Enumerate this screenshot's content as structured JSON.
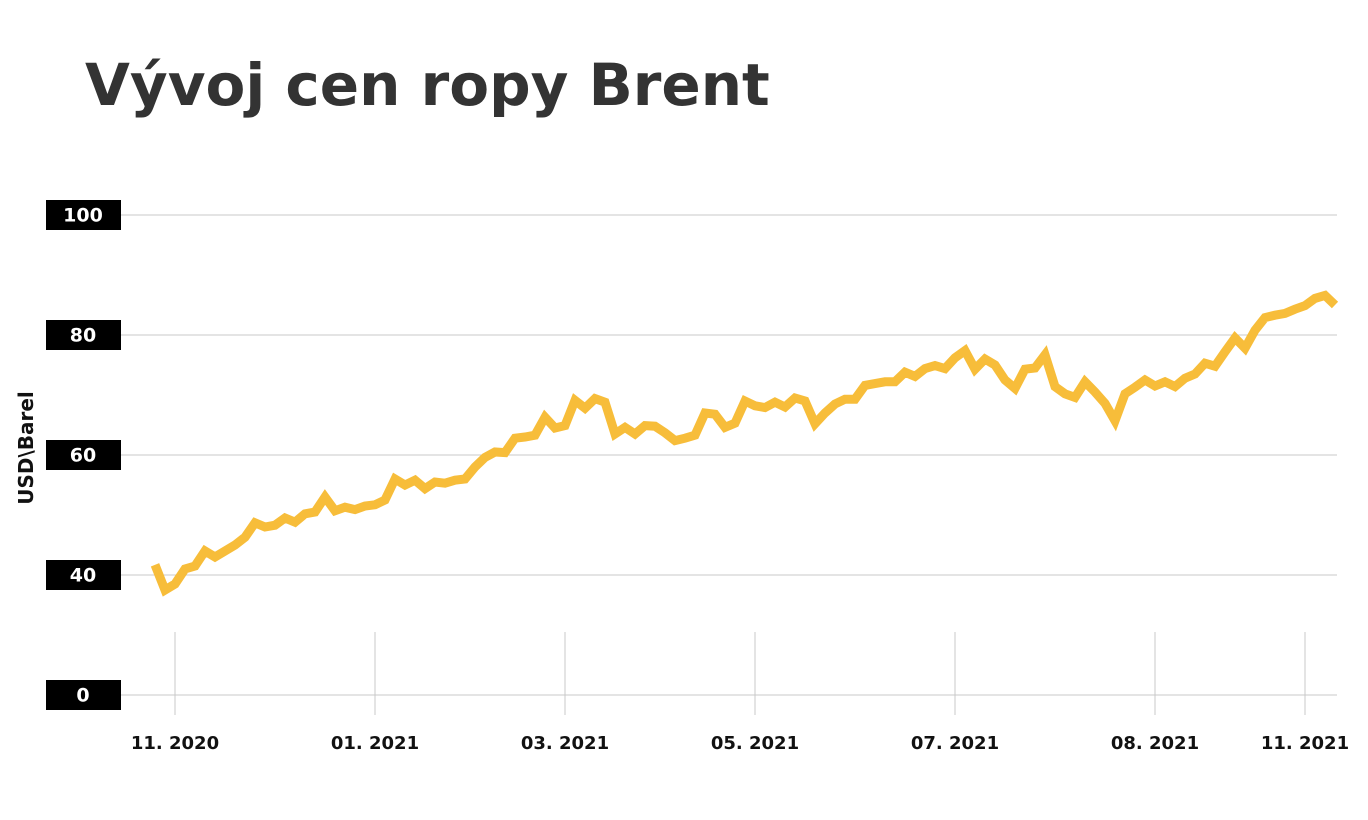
{
  "chart_data": {
    "type": "line",
    "title": "Vývoj cen ropy Brent",
    "y_label": "USD\\Barel",
    "color": "#f7bd3a",
    "categories": [
      null,
      null,
      "11. 2020",
      null,
      null,
      null,
      null,
      null,
      null,
      null,
      null,
      null,
      null,
      null,
      null,
      null,
      null,
      null,
      null,
      null,
      null,
      null,
      "01. 2021",
      null,
      null,
      null,
      null,
      null,
      null,
      null,
      null,
      null,
      null,
      null,
      null,
      null,
      null,
      null,
      null,
      null,
      null,
      "03. 2021",
      null,
      null,
      null,
      null,
      null,
      null,
      null,
      null,
      null,
      null,
      null,
      null,
      null,
      null,
      null,
      null,
      null,
      null,
      "05. 2021",
      null,
      null,
      null,
      null,
      null,
      null,
      null,
      null,
      null,
      null,
      null,
      null,
      null,
      null,
      null,
      null,
      null,
      null,
      null,
      "07. 2021",
      null,
      null,
      null,
      null,
      null,
      null,
      null,
      null,
      null,
      null,
      null,
      null,
      null,
      null,
      null,
      null,
      null,
      null,
      null,
      "08. 2021",
      null,
      null,
      null,
      null,
      null,
      null,
      null,
      null,
      null,
      null,
      null,
      null,
      null,
      null,
      "11. 2021",
      null,
      null,
      null
    ],
    "values": [
      41.7,
      37.5,
      38.5,
      41,
      41.5,
      44,
      43,
      44,
      45,
      46.3,
      48.7,
      48,
      48.3,
      49.5,
      48.8,
      50.2,
      50.5,
      53,
      50.7,
      51.3,
      50.9,
      51.5,
      51.7,
      52.5,
      56,
      55,
      55.8,
      54.4,
      55.5,
      55.3,
      55.8,
      56,
      58,
      59.6,
      60.5,
      60.4,
      62.8,
      63,
      63.3,
      66.3,
      64.5,
      64.9,
      69.1,
      67.8,
      69.4,
      68.8,
      63.5,
      64.6,
      63.5,
      64.9,
      64.8,
      63.7,
      62.4,
      62.8,
      63.3,
      67,
      66.8,
      64.6,
      65.3,
      69,
      68.2,
      67.9,
      68.8,
      68,
      69.5,
      69,
      65.2,
      67,
      68.5,
      69.3,
      69.3,
      71.6,
      71.9,
      72.2,
      72.2,
      73.8,
      73.1,
      74.4,
      74.9,
      74.4,
      76.2,
      77.4,
      74.3,
      76,
      75,
      72.5,
      71.1,
      74.3,
      74.5,
      76.7,
      71.4,
      70.2,
      69.6,
      72.2,
      70.5,
      68.6,
      65.7,
      70.2,
      71.3,
      72.5,
      71.5,
      72.2,
      71.4,
      72.8,
      73.5,
      75.3,
      74.8,
      77.2,
      79.5,
      77.8,
      80.8,
      82.9,
      83.3,
      83.6,
      84.3,
      84.9,
      86.1,
      86.6,
      85
    ],
    "ylim": [
      0,
      100
    ],
    "ybreak": [
      0,
      20
    ],
    "yticks": [
      100,
      80,
      60,
      40,
      0
    ],
    "grid": true
  }
}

◇ ◇ ◇ ◇ ◇ ◇ ◇

■ Work instructions
Leave out all pictures, then copy the remaining material exactly.

■ Correct output
Enumerate this screenshot's content as structured JSON.
{
  "chart_data": {
    "type": "line",
    "title": "Vývoj cen ropy Brent",
    "y_label": "USD\\Barel",
    "color": "#f7bd3a",
    "categories": [
      null,
      null,
      "11. 2020",
      null,
      null,
      null,
      null,
      null,
      null,
      null,
      null,
      null,
      null,
      null,
      null,
      null,
      null,
      null,
      null,
      null,
      null,
      null,
      "01. 2021",
      null,
      null,
      null,
      null,
      null,
      null,
      null,
      null,
      null,
      null,
      null,
      null,
      null,
      null,
      null,
      null,
      null,
      null,
      "03. 2021",
      null,
      null,
      null,
      null,
      null,
      null,
      null,
      null,
      null,
      null,
      null,
      null,
      null,
      null,
      null,
      null,
      null,
      null,
      "05. 2021",
      null,
      null,
      null,
      null,
      null,
      null,
      null,
      null,
      null,
      null,
      null,
      null,
      null,
      null,
      null,
      null,
      null,
      null,
      null,
      "07. 2021",
      null,
      null,
      null,
      null,
      null,
      null,
      null,
      null,
      null,
      null,
      null,
      null,
      null,
      null,
      null,
      null,
      null,
      null,
      null,
      "08. 2021",
      null,
      null,
      null,
      null,
      null,
      null,
      null,
      null,
      null,
      null,
      null,
      null,
      null,
      null,
      "11. 2021",
      null,
      null,
      null
    ],
    "values": [
      41.7,
      37.5,
      38.5,
      41,
      41.5,
      44,
      43,
      44,
      45,
      46.3,
      48.7,
      48,
      48.3,
      49.5,
      48.8,
      50.2,
      50.5,
      53,
      50.7,
      51.3,
      50.9,
      51.5,
      51.7,
      52.5,
      56,
      55,
      55.8,
      54.4,
      55.5,
      55.3,
      55.8,
      56,
      58,
      59.6,
      60.5,
      60.4,
      62.8,
      63,
      63.3,
      66.3,
      64.5,
      64.9,
      69.1,
      67.8,
      69.4,
      68.8,
      63.5,
      64.6,
      63.5,
      64.9,
      64.8,
      63.7,
      62.4,
      62.8,
      63.3,
      67,
      66.8,
      64.6,
      65.3,
      69,
      68.2,
      67.9,
      68.8,
      68,
      69.5,
      69,
      65.2,
      67,
      68.5,
      69.3,
      69.3,
      71.6,
      71.9,
      72.2,
      72.2,
      73.8,
      73.1,
      74.4,
      74.9,
      74.4,
      76.2,
      77.4,
      74.3,
      76,
      75,
      72.5,
      71.1,
      74.3,
      74.5,
      76.7,
      71.4,
      70.2,
      69.6,
      72.2,
      70.5,
      68.6,
      65.7,
      70.2,
      71.3,
      72.5,
      71.5,
      72.2,
      71.4,
      72.8,
      73.5,
      75.3,
      74.8,
      77.2,
      79.5,
      77.8,
      80.8,
      82.9,
      83.3,
      83.6,
      84.3,
      84.9,
      86.1,
      86.6,
      85
    ],
    "ylim": [
      0,
      100
    ],
    "ybreak": [
      0,
      20
    ],
    "yticks": [
      100,
      80,
      60,
      40,
      0
    ],
    "grid": true
  }
}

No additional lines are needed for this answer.